(Data records)
— begin —
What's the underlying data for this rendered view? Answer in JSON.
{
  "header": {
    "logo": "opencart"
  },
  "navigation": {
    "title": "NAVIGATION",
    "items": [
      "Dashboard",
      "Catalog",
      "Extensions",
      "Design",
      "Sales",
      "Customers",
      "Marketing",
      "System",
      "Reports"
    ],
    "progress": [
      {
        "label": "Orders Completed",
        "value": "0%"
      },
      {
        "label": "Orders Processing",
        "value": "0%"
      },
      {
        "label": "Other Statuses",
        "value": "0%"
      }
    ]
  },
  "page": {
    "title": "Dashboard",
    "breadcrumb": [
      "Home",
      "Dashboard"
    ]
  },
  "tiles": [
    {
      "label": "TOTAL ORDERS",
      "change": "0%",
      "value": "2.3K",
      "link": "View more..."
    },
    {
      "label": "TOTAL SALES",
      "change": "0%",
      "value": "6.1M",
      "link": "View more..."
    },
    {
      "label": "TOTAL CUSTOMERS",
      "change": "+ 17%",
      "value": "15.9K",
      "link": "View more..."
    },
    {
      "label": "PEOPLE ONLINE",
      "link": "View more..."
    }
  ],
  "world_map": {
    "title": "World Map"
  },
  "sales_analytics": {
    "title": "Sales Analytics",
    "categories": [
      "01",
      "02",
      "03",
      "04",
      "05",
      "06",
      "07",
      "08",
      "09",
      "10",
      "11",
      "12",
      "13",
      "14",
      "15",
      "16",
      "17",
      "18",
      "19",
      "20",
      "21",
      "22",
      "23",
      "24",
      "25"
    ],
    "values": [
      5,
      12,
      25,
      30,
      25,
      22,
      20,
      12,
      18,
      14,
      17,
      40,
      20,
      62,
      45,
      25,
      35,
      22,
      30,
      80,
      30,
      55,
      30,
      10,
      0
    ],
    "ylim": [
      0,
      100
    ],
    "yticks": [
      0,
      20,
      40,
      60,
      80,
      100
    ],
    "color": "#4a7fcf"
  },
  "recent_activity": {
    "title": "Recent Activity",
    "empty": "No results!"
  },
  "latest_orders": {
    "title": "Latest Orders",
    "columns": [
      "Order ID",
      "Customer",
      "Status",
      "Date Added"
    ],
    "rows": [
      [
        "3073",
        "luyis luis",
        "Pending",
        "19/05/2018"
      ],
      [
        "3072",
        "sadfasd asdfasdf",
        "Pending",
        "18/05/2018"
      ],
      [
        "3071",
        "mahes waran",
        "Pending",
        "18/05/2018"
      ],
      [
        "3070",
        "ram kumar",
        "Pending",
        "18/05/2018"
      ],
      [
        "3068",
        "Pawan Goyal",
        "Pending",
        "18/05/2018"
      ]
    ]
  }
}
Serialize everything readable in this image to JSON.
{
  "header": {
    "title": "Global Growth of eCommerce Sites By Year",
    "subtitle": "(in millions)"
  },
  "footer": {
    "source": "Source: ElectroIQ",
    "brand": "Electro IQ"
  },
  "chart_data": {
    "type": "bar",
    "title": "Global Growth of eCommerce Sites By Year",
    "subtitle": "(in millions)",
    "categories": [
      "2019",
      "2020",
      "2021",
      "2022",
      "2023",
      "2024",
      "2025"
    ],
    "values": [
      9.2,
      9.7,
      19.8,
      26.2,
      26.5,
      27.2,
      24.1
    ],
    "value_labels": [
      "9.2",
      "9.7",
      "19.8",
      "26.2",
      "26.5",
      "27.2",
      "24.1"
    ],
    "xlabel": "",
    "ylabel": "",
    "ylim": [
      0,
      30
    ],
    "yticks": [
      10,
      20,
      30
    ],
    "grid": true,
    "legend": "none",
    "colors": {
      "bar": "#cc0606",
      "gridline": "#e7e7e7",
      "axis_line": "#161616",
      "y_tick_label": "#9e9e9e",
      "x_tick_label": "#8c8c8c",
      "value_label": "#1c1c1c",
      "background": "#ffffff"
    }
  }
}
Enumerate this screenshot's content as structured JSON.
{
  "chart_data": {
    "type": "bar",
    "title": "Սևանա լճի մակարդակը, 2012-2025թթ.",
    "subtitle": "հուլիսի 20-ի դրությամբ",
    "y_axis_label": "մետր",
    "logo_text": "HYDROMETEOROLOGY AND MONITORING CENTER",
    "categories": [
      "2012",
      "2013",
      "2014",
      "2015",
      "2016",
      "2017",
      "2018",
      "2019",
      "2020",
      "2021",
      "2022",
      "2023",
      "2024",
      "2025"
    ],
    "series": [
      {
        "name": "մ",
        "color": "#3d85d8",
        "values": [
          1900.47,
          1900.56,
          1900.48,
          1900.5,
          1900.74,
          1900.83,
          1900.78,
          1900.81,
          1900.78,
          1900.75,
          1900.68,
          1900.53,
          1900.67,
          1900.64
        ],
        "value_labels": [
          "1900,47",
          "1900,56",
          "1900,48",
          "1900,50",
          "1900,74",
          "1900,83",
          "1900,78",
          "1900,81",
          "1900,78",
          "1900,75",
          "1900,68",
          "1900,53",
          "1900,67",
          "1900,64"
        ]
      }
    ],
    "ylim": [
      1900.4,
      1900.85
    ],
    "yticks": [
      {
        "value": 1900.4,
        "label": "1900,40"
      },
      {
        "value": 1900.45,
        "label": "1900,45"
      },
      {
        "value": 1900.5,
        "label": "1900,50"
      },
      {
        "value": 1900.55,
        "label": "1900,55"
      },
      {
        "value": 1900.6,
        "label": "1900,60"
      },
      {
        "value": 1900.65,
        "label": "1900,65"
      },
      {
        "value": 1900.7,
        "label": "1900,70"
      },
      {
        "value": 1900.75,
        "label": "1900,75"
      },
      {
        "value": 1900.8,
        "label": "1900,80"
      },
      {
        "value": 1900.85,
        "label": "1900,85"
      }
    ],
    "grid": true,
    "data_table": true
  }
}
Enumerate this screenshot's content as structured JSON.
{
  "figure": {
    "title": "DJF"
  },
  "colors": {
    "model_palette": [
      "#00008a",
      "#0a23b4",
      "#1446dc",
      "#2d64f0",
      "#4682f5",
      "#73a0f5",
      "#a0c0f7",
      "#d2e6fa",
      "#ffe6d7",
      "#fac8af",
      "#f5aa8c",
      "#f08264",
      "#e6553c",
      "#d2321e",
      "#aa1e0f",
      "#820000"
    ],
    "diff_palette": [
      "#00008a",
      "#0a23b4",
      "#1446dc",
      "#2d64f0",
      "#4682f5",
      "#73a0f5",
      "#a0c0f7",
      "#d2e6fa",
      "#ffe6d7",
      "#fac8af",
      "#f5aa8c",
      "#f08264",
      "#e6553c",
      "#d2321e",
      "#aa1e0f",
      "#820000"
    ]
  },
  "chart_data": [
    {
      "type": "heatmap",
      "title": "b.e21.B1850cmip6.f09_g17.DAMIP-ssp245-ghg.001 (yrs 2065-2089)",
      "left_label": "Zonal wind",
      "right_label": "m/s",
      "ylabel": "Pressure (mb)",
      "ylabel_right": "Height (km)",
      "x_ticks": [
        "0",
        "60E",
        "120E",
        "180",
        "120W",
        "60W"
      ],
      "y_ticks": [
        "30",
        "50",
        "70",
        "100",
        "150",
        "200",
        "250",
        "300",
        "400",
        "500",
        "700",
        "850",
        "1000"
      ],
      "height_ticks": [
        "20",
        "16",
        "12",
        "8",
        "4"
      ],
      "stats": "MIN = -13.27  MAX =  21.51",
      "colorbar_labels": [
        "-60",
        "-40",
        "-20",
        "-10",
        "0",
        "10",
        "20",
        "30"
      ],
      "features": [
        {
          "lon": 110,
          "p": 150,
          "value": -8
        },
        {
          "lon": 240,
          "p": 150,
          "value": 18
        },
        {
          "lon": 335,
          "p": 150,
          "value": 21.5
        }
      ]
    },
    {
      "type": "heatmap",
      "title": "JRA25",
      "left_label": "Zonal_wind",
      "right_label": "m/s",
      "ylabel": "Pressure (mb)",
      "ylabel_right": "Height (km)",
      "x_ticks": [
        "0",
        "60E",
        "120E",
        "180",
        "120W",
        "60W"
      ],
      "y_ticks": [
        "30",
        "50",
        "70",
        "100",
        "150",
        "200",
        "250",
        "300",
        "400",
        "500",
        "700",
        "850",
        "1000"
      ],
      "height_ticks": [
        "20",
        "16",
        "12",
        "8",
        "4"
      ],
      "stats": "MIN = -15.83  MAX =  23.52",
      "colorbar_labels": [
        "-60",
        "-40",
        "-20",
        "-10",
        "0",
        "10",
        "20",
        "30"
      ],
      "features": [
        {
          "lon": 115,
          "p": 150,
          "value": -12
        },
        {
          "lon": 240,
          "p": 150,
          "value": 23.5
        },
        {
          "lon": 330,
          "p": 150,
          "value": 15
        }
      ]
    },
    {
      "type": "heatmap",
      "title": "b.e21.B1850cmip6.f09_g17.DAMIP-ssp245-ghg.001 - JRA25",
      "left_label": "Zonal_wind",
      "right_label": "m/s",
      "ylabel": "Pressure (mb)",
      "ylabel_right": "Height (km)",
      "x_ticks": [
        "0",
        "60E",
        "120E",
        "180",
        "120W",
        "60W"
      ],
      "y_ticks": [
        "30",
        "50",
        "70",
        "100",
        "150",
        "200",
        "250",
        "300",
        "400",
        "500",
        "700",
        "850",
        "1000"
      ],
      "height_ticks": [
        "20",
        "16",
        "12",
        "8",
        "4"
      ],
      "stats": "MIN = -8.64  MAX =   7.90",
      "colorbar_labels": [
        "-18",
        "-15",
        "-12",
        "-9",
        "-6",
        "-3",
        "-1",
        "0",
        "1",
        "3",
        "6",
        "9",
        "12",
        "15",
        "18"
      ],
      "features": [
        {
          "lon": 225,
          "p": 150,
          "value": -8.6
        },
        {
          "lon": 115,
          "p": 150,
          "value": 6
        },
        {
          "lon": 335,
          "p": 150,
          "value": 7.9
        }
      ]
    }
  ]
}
— end —
TASK DIRECTIONS:
In the listing above, count each line that holds the string "this". Give the number only.

FULL SOLUTION:
4